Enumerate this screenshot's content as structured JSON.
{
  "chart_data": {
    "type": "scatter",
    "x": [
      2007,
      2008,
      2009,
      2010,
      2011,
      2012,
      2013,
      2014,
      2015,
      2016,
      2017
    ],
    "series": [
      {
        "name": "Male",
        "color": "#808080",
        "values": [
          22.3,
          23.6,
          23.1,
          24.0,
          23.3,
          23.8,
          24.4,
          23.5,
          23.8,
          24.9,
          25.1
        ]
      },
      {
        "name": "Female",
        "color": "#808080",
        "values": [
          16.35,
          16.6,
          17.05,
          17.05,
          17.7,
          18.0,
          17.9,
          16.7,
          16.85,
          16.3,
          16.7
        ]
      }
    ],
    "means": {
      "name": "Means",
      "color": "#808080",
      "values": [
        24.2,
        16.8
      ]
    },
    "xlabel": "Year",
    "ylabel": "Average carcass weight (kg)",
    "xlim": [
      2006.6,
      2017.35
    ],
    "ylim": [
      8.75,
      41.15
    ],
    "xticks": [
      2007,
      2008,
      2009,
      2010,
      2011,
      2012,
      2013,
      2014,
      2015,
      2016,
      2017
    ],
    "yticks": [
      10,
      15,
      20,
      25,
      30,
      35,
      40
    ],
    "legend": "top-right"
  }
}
☆ ☆ ☆ ☆ ☆ ☆ ☆
*Short problem*.
Repeat the records above exactly.

*Answer*.
Enumerate this screenshot's content as structured JSON.
{
  "chart_data": {
    "type": "scatter",
    "x": [
      2007,
      2008,
      2009,
      2010,
      2011,
      2012,
      2013,
      2014,
      2015,
      2016,
      2017
    ],
    "series": [
      {
        "name": "Male",
        "color": "#808080",
        "values": [
          22.3,
          23.6,
          23.1,
          24.0,
          23.3,
          23.8,
          24.4,
          23.5,
          23.8,
          24.9,
          25.1
        ]
      },
      {
        "name": "Female",
        "color": "#808080",
        "values": [
          16.35,
          16.6,
          17.05,
          17.05,
          17.7,
          18.0,
          17.9,
          16.7,
          16.85,
          16.3,
          16.7
        ]
      }
    ],
    "means": {
      "name": "Means",
      "color": "#808080",
      "values": [
        24.2,
        16.8
      ]
    },
    "xlabel": "Year",
    "ylabel": "Average carcass weight (kg)",
    "xlim": [
      2006.6,
      2017.35
    ],
    "ylim": [
      8.75,
      41.15
    ],
    "xticks": [
      2007,
      2008,
      2009,
      2010,
      2011,
      2012,
      2013,
      2014,
      2015,
      2016,
      2017
    ],
    "yticks": [
      10,
      15,
      20,
      25,
      30,
      35,
      40
    ],
    "legend": "top-right"
  }
}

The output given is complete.